## Problem description
Take every line that has the string "value" and copy it out.

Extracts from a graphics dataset
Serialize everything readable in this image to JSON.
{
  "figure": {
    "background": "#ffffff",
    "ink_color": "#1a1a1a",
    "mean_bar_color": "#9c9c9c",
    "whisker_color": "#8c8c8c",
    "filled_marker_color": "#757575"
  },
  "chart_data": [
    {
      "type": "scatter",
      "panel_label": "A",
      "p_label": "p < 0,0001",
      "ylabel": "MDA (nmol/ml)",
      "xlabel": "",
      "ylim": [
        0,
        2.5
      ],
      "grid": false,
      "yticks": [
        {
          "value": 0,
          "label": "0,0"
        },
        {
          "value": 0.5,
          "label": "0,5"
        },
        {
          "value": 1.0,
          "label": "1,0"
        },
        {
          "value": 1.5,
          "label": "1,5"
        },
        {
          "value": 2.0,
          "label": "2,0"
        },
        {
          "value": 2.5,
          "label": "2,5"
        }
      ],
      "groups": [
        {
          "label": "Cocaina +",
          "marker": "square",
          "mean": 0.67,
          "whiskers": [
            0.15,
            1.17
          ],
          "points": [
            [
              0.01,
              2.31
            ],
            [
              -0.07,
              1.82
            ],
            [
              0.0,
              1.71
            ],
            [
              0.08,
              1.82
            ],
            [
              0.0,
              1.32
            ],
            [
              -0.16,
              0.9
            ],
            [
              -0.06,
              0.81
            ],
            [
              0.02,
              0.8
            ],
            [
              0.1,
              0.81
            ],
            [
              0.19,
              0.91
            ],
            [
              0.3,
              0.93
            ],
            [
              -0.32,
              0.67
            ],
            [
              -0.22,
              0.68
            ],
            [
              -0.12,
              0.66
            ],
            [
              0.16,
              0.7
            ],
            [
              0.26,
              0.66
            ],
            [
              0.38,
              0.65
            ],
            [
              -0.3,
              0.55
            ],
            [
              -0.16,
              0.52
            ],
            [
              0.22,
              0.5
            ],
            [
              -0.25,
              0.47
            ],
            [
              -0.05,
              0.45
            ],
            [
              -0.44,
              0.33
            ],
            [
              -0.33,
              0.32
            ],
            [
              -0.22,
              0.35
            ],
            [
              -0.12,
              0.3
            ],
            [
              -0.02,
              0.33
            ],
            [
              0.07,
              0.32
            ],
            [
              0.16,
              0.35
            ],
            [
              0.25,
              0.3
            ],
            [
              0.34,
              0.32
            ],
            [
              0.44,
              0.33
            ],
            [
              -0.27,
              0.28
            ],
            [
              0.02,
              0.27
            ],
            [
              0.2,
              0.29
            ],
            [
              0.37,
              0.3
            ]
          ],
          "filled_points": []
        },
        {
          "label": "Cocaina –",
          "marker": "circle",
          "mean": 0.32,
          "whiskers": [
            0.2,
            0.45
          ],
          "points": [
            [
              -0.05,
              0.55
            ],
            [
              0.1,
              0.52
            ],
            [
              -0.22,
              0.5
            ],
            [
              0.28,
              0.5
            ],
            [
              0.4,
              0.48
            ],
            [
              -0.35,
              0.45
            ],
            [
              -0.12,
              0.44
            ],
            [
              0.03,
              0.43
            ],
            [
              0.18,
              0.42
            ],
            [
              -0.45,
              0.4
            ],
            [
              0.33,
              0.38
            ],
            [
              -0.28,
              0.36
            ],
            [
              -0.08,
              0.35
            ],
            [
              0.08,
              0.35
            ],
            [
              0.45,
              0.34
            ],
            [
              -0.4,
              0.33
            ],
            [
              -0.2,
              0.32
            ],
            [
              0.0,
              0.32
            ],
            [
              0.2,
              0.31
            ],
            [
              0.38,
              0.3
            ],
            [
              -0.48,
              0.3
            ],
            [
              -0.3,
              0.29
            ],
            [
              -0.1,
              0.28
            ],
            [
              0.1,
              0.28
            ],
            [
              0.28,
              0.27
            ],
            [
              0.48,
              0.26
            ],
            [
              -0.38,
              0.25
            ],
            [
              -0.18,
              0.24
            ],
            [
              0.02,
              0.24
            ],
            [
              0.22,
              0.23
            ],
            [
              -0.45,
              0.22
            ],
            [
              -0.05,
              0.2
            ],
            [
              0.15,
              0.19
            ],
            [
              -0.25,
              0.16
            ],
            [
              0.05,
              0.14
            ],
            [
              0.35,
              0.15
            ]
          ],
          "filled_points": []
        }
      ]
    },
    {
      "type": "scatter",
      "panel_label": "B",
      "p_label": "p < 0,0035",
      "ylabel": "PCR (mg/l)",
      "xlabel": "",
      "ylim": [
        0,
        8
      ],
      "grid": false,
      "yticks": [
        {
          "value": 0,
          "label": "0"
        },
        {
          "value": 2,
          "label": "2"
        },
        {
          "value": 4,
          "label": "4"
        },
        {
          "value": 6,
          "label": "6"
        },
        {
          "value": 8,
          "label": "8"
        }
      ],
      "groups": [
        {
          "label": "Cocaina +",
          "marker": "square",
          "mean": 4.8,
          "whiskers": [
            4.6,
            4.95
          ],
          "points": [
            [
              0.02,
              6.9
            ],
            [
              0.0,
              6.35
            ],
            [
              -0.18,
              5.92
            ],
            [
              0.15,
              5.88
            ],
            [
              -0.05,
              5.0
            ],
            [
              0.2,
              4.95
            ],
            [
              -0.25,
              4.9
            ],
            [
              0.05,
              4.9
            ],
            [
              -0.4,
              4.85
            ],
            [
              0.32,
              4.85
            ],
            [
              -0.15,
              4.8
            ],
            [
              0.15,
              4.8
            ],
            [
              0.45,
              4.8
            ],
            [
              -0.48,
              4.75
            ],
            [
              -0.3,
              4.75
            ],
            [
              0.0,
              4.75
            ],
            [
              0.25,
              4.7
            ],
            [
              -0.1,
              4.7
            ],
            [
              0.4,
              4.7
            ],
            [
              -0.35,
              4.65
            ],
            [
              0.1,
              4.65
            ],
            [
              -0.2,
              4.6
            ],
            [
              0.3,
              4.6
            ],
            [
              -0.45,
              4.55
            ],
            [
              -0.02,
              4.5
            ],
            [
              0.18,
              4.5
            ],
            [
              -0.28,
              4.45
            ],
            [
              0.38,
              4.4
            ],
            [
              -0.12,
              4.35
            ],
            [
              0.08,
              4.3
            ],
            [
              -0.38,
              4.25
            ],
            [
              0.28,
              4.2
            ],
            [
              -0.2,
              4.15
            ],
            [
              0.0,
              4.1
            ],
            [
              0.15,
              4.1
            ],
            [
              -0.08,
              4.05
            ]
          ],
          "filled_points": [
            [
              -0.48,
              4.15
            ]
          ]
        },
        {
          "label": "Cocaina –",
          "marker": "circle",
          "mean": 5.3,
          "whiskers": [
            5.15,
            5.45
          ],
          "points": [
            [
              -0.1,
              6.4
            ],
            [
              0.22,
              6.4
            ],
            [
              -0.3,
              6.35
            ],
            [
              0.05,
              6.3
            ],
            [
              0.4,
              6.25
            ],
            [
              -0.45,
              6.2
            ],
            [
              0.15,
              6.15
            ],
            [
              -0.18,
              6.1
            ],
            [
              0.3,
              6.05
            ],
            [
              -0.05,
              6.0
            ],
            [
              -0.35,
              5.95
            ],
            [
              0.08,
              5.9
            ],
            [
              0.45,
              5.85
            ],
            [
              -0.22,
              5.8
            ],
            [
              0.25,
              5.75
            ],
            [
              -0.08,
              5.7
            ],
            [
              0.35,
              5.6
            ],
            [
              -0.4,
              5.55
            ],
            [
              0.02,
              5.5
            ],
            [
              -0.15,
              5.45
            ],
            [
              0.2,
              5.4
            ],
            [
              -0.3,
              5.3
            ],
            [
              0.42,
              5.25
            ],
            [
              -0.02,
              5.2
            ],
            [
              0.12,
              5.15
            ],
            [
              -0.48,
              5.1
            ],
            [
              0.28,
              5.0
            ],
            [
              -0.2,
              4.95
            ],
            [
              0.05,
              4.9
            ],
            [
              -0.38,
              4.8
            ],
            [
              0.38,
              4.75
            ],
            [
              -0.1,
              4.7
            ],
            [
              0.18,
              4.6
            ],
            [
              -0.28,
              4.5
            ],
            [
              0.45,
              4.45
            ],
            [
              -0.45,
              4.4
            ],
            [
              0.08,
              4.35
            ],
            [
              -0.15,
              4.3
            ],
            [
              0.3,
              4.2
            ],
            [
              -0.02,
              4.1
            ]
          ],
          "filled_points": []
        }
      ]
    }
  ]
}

## Answer below
          "value": 0,
          "value": 0.5,
          "value": 1.0,
          "value": 1.5,
          "value": 2.0,
          "value": 2.5,
          "value": 0,
          "value": 2,
          "value": 4,
          "value": 6,
          "value": 8,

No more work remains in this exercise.